_Page text:_
☆ ☆ ☆ ☆ ☆ ☆ ☆
# Tips for breeding blue rams?



## guppybreeder! (Sep 22, 2007)

I have a 55 gallon tank that I have a group of 7 blue rams in. I just was wondering if anyone could tell me about how long it will take them to start pairing off and how to tell a pair has formed for sure. I have one that will sit with one other but then I come back and she's still in "her spot" of the tank but with a different fish. Lol she chases all of them.


----------



## mpfsr (Jun 22, 2011)

Rams mature very quickly only a few months. How long will it take to pick a mate? well thats up to the fish theres no time table for that sorry...


----------



## Betta man (Mar 25, 2011)

Well, they should do it shortly. My bro cichlid dude should be able to help you... Try sending him a message.


----------



## ZebraDanio12 (Jun 17, 2011)

Okay...This comment is not about blue rams(SORRY!) but I noticed you sell blue cobra guppies. I've been looking evrywhere for them! They are my favorite~ If you will ship to South Carolina I'd be interested in buying.


----------



## platies pwn (Nov 29, 2010)

ZebraDanio12 said:


> Okay...This comment is not about blue rams(SORRY!) but I noticed you sell blue cobra guppies. I've been looking evrywhere for them! They are my favorite~ If you will ship to South Carolina I'd be interested in buying.


Haven't you ever heard of a pm?


----------



## ZebraDanio12 (Jun 17, 2011)

platies pwn said:


> Haven't you ever heard of a pm?


Yeah...i thought about that right after i posted. again sorry! dont yell at me im a dumbbutt.


----------



## emc7 (Jul 23, 2005)

When one pair has a good chunk of territory and no other fish are allowed over an invisible line, you have a pair. In the aquarium, you can also get weird stuff like one male with 2 or 3 females each with their own spots and he commutes. 

Ram tips: warm water. 84F like discus, clean and soft. Live blackworms if you can get them to condition the parents. A very small live food for the fry. Mine did well on microworms.


----------



## lohachata (Jan 27, 2006)

WOW !!!! betta man...i didn't know that cichlid dude was your brother...


----------



## Betta man (Mar 25, 2011)

lol, it was a secret for a while!


----------



## Betta man (Mar 25, 2011)

it was his ram that I posted about. It's where I learned about rams. He also introduced me to this forum.


----------



## FlyFish (Nov 21, 2010)

Thanks for sharing!


----------



## guppybreeder! (Sep 22, 2007)

thanks everyone!! tons of help! hope to start seeing some spawning soon!


----------



## lohachata (Jan 27, 2006)

by the way betta man....the term is "brother" not bro.......unless you are black....


----------



## Betta man (Mar 25, 2011)

bro brother what ever... Bro is shorter and easier to type.


----------



## Cody7489 (Feb 24, 2012)

I am new to this forum, but after reading everyone's unnecessary, almost rude, comments to someone who is using this forum for help, I may just opt out of this.. ::ridiculous::


----------
☆ ☆ ☆ ☆ ☆ ☆ ☆
_Entries shown:_
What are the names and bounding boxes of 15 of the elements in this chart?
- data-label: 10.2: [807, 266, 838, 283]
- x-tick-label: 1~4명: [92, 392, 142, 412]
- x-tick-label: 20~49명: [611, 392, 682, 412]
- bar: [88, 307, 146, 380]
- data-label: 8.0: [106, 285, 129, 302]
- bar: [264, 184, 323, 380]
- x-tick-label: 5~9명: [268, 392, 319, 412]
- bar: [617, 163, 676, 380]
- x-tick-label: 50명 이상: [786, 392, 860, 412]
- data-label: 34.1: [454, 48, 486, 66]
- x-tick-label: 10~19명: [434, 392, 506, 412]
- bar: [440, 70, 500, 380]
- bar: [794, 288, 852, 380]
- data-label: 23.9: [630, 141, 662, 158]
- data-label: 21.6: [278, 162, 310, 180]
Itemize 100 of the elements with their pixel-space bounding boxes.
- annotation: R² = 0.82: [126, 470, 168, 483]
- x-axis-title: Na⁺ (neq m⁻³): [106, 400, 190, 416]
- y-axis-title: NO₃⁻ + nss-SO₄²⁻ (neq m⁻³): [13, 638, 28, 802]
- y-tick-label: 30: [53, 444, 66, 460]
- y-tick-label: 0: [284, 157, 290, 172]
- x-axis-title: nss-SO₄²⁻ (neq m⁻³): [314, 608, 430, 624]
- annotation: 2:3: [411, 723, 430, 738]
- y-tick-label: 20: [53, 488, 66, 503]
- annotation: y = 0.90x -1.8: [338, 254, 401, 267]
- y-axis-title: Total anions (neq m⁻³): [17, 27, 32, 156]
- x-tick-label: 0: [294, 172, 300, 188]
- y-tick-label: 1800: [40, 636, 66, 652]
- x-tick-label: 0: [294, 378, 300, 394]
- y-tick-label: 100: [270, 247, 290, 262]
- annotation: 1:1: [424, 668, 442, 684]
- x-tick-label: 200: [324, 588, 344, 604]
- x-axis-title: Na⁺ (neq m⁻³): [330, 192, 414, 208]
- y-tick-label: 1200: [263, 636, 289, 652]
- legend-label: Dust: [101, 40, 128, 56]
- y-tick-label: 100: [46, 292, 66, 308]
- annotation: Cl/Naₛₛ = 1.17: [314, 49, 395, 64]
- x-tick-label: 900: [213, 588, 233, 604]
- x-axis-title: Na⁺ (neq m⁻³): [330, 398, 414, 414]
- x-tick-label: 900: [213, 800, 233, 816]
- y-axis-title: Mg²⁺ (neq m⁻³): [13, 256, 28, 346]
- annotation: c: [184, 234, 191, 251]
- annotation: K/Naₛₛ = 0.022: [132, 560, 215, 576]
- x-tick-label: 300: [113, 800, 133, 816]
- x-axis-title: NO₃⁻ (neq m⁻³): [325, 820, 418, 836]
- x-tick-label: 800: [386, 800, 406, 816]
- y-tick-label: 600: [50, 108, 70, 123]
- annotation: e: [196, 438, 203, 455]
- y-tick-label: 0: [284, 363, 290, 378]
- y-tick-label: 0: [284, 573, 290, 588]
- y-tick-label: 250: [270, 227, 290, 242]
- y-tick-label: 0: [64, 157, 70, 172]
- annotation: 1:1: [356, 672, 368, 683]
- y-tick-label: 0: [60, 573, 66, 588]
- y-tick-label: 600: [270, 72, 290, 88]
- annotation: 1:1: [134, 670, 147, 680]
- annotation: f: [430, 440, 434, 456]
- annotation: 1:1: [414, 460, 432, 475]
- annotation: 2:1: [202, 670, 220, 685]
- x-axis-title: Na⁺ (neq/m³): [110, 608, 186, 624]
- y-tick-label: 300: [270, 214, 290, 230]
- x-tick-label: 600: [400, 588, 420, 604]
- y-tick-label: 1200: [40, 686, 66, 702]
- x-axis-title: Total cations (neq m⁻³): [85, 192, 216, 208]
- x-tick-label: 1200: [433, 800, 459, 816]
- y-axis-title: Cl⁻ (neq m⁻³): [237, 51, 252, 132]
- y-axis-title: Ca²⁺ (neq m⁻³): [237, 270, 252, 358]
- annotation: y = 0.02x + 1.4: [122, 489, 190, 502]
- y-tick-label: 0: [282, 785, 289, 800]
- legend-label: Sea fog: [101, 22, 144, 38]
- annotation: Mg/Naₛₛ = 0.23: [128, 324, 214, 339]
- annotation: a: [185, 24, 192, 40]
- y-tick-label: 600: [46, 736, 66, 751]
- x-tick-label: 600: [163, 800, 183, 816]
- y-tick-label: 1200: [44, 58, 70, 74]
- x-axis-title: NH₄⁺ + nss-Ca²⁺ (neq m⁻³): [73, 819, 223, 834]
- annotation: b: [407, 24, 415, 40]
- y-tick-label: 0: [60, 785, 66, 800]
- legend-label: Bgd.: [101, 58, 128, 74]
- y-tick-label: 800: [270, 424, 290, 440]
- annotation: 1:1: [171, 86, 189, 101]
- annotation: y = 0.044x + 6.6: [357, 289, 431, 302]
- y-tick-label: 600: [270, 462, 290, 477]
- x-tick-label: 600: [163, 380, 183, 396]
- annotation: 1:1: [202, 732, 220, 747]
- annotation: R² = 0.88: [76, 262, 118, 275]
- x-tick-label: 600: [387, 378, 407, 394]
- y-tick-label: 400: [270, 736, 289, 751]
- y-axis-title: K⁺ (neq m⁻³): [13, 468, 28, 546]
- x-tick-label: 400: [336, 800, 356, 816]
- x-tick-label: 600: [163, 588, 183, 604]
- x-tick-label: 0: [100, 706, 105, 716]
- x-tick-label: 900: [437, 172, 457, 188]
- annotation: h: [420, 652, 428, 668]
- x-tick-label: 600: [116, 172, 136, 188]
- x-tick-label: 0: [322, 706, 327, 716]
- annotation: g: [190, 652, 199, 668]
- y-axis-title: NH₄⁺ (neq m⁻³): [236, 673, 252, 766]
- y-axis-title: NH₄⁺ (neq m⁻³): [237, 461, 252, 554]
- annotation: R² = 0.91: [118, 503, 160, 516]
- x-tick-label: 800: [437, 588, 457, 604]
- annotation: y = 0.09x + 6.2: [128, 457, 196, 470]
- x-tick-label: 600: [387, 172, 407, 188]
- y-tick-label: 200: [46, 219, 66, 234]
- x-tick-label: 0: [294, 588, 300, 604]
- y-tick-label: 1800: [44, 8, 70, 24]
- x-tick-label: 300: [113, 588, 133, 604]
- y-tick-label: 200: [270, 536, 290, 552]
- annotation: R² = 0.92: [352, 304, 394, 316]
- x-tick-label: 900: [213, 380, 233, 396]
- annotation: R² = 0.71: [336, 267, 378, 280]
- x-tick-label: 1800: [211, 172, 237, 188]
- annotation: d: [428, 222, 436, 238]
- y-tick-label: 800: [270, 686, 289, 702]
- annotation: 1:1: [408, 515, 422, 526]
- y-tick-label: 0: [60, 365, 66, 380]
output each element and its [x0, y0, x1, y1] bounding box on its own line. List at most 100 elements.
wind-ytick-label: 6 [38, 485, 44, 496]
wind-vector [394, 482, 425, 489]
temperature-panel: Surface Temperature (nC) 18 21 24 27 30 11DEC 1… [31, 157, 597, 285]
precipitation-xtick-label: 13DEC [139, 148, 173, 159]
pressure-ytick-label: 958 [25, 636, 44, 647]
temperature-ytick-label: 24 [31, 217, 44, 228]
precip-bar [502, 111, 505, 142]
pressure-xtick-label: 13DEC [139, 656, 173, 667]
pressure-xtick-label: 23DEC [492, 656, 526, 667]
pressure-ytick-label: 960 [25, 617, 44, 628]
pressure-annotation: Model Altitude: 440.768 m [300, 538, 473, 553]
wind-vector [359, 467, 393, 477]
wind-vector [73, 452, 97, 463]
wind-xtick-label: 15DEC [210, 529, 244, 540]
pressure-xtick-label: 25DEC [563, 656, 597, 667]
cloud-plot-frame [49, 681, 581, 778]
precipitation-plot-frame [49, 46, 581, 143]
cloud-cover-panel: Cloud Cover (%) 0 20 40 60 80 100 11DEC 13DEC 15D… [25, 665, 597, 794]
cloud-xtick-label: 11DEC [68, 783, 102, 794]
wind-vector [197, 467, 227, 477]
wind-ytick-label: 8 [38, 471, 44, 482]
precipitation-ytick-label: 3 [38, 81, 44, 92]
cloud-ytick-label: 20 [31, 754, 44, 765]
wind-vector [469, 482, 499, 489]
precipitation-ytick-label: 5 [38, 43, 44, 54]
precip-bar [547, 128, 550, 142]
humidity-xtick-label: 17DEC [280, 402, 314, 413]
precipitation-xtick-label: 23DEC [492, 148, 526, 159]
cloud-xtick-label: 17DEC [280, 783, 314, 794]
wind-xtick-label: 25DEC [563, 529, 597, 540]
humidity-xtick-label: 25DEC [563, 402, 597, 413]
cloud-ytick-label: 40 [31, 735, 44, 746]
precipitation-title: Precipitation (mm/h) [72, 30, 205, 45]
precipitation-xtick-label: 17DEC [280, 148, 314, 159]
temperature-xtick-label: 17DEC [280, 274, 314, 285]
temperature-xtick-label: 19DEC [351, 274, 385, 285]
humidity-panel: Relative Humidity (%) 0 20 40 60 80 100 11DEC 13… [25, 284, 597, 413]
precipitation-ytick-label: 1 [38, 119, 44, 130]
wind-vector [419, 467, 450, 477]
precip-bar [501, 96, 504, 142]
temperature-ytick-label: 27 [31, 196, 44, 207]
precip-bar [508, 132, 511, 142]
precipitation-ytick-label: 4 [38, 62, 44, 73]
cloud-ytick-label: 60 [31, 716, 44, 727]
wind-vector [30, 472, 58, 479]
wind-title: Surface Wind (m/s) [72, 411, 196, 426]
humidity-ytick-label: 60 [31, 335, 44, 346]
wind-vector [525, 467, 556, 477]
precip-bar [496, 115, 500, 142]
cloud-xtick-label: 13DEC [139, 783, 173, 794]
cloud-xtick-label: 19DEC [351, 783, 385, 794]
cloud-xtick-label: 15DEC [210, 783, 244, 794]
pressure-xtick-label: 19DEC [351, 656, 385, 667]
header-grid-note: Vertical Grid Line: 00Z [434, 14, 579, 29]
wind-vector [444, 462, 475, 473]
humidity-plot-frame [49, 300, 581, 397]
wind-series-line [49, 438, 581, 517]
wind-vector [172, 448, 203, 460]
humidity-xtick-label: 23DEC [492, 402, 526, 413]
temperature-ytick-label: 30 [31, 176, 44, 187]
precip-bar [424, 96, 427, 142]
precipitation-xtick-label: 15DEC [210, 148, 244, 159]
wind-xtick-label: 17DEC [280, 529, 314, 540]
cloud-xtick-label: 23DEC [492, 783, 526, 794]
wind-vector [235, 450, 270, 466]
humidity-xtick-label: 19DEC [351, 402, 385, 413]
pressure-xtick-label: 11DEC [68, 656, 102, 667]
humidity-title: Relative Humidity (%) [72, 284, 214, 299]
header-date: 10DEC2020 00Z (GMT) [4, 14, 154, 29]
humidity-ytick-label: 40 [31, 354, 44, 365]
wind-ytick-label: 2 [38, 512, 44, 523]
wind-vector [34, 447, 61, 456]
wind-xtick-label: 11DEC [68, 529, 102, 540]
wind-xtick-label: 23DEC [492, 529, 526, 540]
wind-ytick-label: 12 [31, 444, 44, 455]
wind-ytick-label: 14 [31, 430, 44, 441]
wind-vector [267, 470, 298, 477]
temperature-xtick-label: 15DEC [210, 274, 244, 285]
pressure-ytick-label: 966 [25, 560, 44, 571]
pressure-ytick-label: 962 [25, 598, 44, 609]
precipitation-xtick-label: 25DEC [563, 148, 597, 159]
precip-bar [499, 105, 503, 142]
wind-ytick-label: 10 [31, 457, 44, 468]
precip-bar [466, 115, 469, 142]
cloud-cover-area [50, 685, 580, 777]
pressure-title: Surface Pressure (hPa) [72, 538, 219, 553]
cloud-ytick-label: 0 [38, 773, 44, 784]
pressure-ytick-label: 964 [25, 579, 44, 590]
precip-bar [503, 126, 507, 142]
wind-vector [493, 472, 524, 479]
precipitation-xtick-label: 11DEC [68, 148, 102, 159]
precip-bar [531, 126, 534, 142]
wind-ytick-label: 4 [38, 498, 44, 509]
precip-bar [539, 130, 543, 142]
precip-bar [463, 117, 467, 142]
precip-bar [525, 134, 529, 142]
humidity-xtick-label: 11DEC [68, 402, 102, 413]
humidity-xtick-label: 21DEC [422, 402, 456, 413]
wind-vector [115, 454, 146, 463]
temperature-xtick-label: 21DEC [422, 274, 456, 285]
☆ ☆ ☆ ☆ ☆ ☆ ☆
_Stated goal 1:_ In the blue ram thread, what water temperature does emc7 suggest for rams?
_Stated goal 2:_ Duplicate the part of the blue ram thread from "I have a 55" up to and including "for that sorry...".
Rely only on the forum thread about blue rams.

_Written response 1:_ 84F, like discus.

_Written response 2:_
I have a 55 gallon tank that I have a group of 7 blue rams in. I just was wondering if anyone could tell me about how long it will take them to start pairing off and how to tell a pair has formed for sure. I have one that will sit with one other but then I come back and she's still in "her spot" of the tank but with a different fish. Lol she chases all of them.


----------



## mpfsr (Jun 22, 2011)

Rams mature very quickly only a few months. How long will it take to pick a mate? well thats up to the fish theres no time table for that sorry...